## SHORT PROBLEM
Copy all lines of the listing that include the string "name".

⟨

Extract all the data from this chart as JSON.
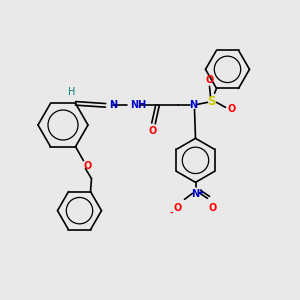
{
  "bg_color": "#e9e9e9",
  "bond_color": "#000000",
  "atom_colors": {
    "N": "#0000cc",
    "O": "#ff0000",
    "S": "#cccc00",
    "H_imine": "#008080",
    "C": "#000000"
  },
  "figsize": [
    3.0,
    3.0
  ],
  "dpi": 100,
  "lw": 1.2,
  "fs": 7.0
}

⟩
⟨

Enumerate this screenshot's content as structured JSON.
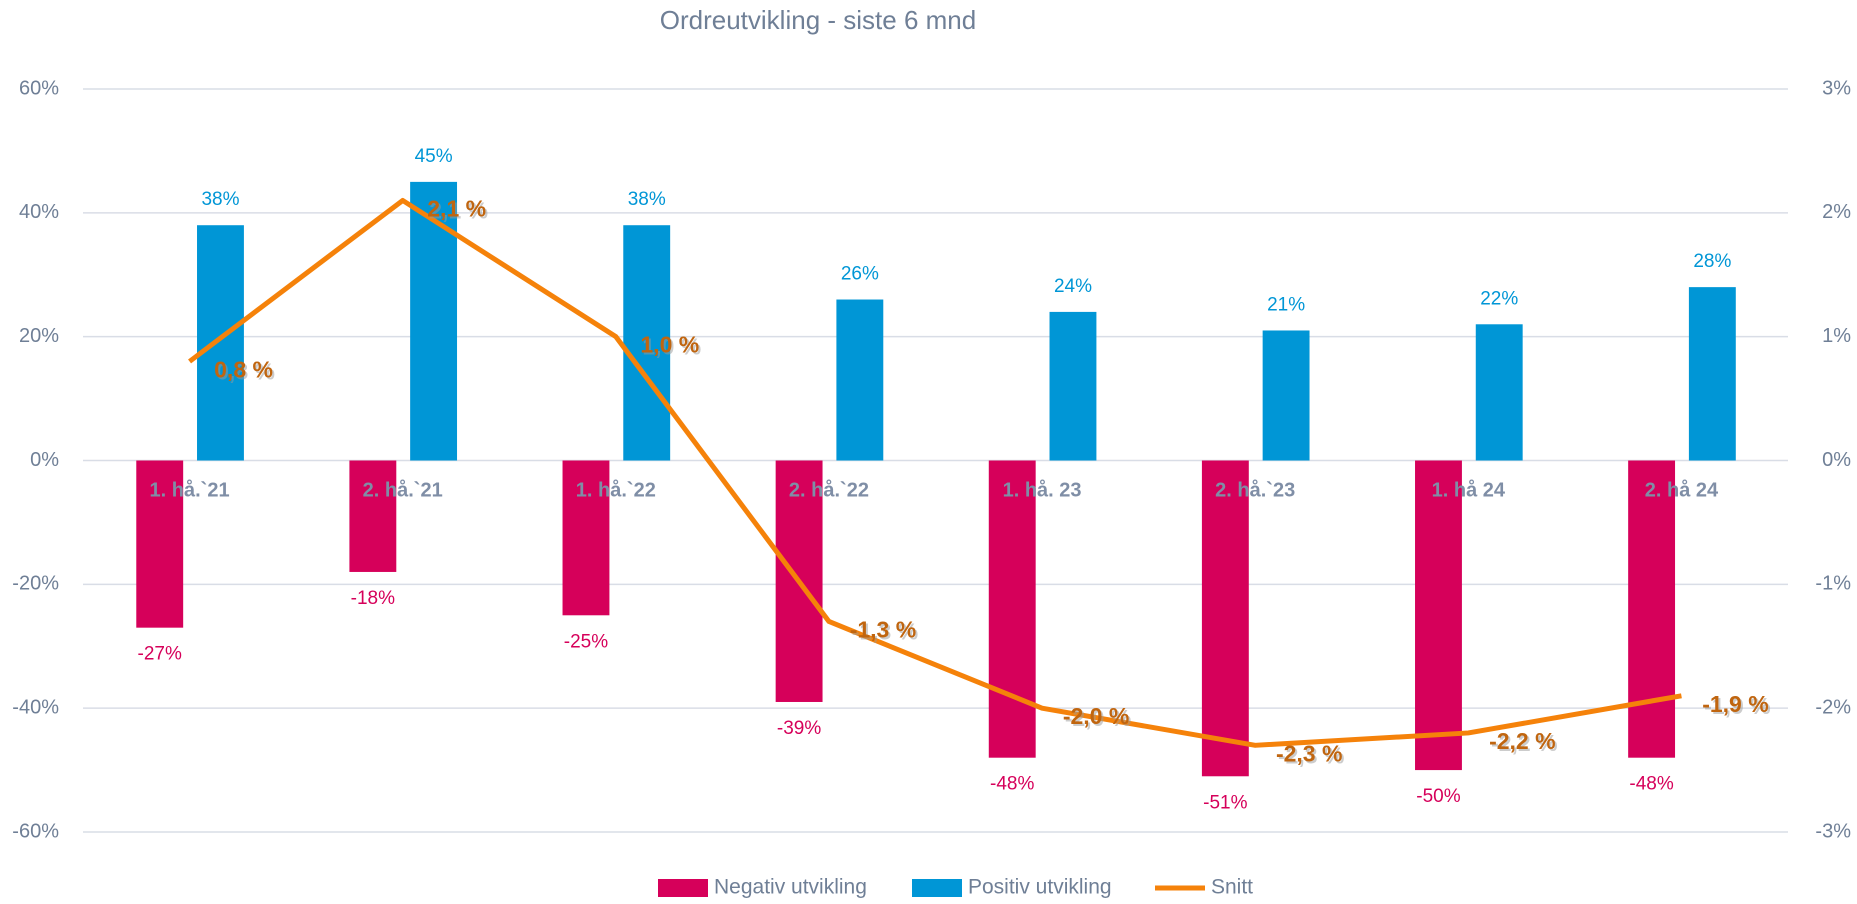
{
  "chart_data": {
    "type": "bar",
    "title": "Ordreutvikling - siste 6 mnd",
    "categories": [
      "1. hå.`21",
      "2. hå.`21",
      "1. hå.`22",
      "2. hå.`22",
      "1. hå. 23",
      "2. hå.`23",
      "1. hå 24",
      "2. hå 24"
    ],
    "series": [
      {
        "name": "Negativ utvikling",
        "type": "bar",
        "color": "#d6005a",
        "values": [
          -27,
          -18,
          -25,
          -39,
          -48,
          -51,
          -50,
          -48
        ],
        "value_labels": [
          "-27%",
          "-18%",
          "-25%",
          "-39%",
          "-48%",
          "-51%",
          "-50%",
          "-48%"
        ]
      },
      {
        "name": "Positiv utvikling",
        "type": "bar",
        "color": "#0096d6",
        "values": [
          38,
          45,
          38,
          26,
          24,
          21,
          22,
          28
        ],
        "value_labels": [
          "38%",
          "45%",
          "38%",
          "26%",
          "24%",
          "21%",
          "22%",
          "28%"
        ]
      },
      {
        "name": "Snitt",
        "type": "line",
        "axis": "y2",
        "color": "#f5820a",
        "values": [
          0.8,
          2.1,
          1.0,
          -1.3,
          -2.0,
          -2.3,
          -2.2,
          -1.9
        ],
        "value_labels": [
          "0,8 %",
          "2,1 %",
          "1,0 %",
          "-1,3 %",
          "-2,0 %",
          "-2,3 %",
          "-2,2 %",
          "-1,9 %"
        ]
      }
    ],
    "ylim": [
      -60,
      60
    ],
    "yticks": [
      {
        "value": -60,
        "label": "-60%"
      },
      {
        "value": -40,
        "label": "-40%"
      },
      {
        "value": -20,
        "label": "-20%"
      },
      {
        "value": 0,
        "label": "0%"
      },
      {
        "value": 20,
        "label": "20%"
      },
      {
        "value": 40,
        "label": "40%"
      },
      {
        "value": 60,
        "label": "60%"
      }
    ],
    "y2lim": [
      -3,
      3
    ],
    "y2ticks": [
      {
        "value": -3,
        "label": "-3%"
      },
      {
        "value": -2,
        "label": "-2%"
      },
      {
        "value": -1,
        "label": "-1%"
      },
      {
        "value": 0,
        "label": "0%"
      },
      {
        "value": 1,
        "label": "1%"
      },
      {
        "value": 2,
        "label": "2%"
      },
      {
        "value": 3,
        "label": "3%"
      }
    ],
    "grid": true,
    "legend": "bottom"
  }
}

⟩
⟨

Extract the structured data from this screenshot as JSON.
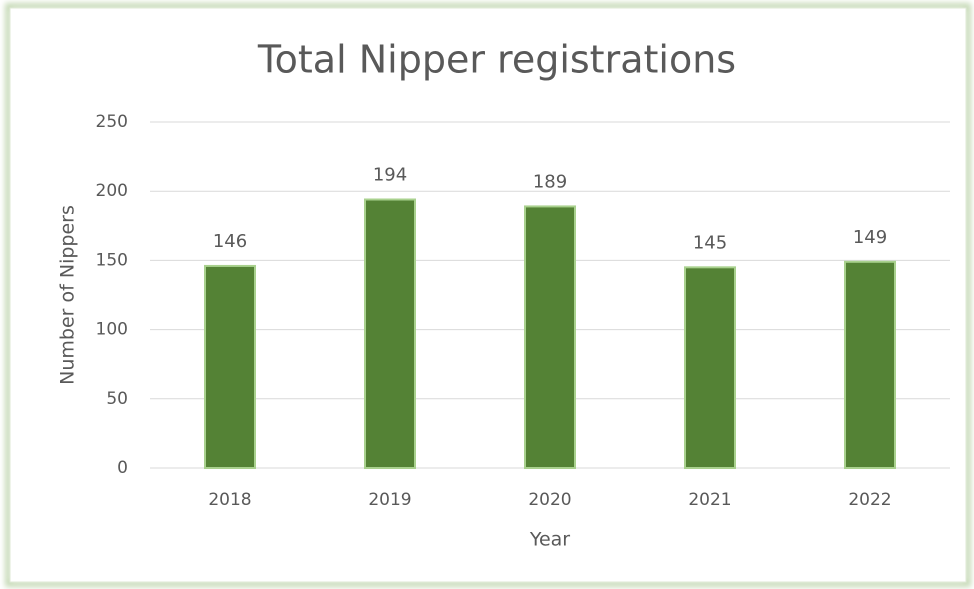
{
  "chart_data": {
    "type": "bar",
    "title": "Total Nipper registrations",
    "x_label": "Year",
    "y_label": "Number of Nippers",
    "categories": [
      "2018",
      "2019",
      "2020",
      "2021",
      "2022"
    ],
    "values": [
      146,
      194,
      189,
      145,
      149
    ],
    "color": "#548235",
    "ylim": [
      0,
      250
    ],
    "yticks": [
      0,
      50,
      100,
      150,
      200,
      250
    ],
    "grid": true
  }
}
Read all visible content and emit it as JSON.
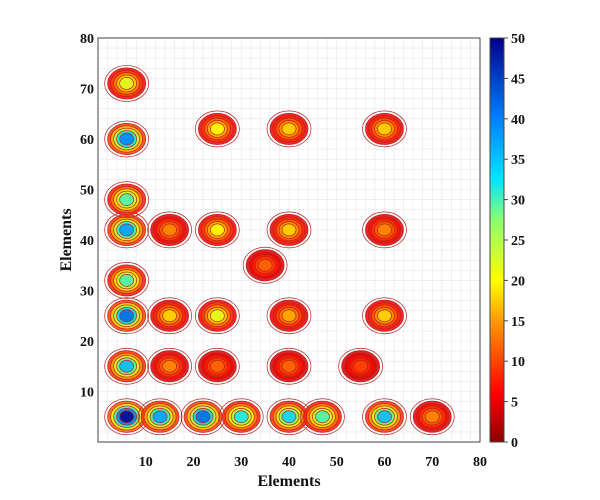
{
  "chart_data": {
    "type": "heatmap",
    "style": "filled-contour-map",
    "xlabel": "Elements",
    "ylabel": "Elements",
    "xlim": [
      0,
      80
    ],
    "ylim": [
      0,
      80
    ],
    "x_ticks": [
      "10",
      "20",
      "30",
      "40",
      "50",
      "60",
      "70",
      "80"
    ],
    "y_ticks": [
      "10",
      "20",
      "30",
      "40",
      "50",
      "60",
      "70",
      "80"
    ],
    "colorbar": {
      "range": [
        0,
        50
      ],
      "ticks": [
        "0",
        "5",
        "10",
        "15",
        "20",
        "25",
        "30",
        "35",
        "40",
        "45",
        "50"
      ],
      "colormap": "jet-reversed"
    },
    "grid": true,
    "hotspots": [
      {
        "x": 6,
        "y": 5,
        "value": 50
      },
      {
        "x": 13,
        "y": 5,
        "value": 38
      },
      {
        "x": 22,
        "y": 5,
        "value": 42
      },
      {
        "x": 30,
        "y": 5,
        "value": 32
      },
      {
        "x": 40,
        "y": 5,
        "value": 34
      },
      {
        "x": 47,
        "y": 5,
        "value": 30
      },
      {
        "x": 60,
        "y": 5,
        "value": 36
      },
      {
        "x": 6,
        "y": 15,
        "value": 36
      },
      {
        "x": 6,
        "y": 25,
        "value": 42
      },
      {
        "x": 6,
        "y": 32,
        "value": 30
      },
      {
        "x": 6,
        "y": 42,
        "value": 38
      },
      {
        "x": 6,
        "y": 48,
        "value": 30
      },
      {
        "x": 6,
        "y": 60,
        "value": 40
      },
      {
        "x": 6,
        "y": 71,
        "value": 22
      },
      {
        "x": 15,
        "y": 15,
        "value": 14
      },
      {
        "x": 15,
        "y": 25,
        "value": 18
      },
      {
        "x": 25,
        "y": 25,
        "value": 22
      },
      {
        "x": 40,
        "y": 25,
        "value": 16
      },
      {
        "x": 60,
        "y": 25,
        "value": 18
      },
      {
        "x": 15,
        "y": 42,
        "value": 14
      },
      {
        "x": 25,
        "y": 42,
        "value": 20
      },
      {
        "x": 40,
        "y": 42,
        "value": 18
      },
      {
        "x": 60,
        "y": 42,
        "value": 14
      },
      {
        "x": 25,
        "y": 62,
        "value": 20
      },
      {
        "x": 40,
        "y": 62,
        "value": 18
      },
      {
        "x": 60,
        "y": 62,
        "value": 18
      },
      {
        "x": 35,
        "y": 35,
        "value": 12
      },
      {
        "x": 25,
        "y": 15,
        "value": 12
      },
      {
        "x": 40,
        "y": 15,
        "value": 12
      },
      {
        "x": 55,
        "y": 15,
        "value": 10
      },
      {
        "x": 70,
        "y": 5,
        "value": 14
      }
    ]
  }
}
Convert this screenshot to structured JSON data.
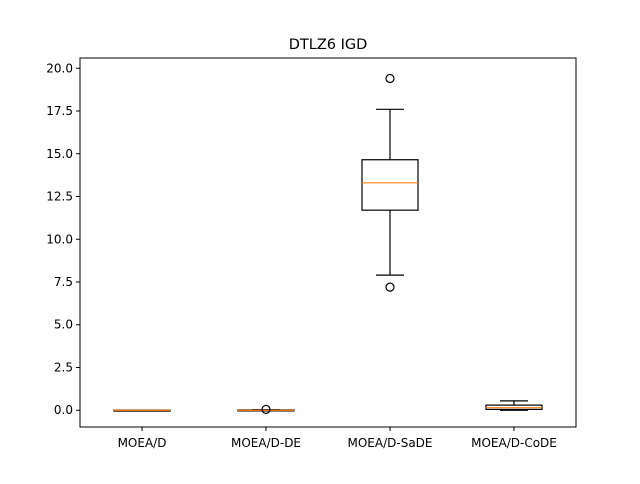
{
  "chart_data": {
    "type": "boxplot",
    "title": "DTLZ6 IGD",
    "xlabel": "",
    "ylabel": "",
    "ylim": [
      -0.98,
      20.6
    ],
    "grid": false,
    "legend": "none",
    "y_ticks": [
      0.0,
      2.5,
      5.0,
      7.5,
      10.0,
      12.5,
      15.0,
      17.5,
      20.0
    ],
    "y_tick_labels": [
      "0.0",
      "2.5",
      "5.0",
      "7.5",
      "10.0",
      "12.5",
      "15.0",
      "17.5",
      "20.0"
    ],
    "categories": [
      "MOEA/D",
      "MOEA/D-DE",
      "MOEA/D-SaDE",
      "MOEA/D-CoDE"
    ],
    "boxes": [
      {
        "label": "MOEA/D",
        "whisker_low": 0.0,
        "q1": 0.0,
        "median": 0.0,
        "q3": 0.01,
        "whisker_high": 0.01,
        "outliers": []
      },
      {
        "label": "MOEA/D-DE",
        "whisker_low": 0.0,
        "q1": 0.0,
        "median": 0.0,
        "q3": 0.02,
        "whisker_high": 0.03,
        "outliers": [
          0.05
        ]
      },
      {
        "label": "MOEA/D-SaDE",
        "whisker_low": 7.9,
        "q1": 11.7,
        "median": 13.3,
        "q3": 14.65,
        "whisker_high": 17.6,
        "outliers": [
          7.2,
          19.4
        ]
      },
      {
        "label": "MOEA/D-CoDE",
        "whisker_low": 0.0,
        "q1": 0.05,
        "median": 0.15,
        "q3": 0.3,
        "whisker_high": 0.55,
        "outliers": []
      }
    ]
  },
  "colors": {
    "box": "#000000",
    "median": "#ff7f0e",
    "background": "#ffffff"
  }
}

⟩

## TASK RESPONSE
        "name": "Negativ utvikling",
        "name": "Positiv utvikling",
        "name": "Snitt",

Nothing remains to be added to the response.